Given exercise ->
Could you write out every entry exactly as it stands?

Entries supplied ->
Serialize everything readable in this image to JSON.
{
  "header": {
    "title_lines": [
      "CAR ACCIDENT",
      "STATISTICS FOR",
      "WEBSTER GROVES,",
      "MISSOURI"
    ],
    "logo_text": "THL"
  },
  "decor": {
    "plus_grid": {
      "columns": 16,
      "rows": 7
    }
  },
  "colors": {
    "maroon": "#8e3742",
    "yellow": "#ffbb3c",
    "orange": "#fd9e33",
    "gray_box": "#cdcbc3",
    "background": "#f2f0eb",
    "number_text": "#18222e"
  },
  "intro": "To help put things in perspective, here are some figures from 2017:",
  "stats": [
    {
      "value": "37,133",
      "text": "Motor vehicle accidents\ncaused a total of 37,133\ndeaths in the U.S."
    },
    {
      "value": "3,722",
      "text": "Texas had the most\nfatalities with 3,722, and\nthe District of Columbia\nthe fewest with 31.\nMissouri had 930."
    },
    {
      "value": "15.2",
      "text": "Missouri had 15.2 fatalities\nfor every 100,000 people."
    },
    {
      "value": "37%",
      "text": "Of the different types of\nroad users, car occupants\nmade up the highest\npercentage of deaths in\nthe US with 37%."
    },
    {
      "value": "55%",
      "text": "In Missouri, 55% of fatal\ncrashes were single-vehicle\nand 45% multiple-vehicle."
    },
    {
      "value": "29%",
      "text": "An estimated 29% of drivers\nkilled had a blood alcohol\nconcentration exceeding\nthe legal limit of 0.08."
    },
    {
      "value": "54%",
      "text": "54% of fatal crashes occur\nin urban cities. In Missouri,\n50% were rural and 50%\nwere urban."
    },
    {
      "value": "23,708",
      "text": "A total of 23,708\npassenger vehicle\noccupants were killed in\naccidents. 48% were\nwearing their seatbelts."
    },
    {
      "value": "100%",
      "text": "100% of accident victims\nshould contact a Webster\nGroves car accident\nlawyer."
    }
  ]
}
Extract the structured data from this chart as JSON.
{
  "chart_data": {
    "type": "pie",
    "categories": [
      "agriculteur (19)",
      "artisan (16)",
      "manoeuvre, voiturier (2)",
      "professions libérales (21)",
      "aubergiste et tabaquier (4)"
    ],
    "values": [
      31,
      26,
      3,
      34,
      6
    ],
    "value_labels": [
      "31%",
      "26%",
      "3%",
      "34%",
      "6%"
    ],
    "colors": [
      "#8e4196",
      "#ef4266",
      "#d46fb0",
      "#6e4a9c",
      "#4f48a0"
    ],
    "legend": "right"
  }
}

Task solution ->
Serialize everything readable in this image to JSON.
{
  "header": {
    "title_lines": [
      "CAR ACCIDENT",
      "STATISTICS FOR",
      "WEBSTER GROVES,",
      "MISSOURI"
    ],
    "logo_text": "THL"
  },
  "decor": {
    "plus_grid": {
      "columns": 16,
      "rows": 7
    }
  },
  "colors": {
    "maroon": "#8e3742",
    "yellow": "#ffbb3c",
    "orange": "#fd9e33",
    "gray_box": "#cdcbc3",
    "background": "#f2f0eb",
    "number_text": "#18222e"
  },
  "intro": "To help put things in perspective, here are some figures from 2017:",
  "stats": [
    {
      "value": "37,133",
      "text": "Motor vehicle accidents\ncaused a total of 37,133\ndeaths in the U.S."
    },
    {
      "value": "3,722",
      "text": "Texas had the most\nfatalities with 3,722, and\nthe District of Columbia\nthe fewest with 31.\nMissouri had 930."
    },
    {
      "value": "15.2",
      "text": "Missouri had 15.2 fatalities\nfor every 100,000 people."
    },
    {
      "value": "37%",
      "text": "Of the different types of\nroad users, car occupants\nmade up the highest\npercentage of deaths in\nthe US with 37%."
    },
    {
      "value": "55%",
      "text": "In Missouri, 55% of fatal\ncrashes were single-vehicle\nand 45% multiple-vehicle."
    },
    {
      "value": "29%",
      "text": "An estimated 29% of drivers\nkilled had a blood alcohol\nconcentration exceeding\nthe legal limit of 0.08."
    },
    {
      "value": "54%",
      "text": "54% of fatal crashes occur\nin urban cities. In Missouri,\n50% were rural and 50%\nwere urban."
    },
    {
      "value": "23,708",
      "text": "A total of 23,708\npassenger vehicle\noccupants were killed in\naccidents. 48% were\nwearing their seatbelts."
    },
    {
      "value": "100%",
      "text": "100% of accident victims\nshould contact a Webster\nGroves car accident\nlawyer."
    }
  ]
}
Extract the structured data from this chart as JSON.
{
  "chart_data": {
    "type": "pie",
    "categories": [
      "agriculteur (19)",
      "artisan (16)",
      "manoeuvre, voiturier (2)",
      "professions libérales (21)",
      "aubergiste et tabaquier (4)"
    ],
    "values": [
      31,
      26,
      3,
      34,
      6
    ],
    "value_labels": [
      "31%",
      "26%",
      "3%",
      "34%",
      "6%"
    ],
    "colors": [
      "#8e4196",
      "#ef4266",
      "#d46fb0",
      "#6e4a9c",
      "#4f48a0"
    ],
    "legend": "right"
  }
}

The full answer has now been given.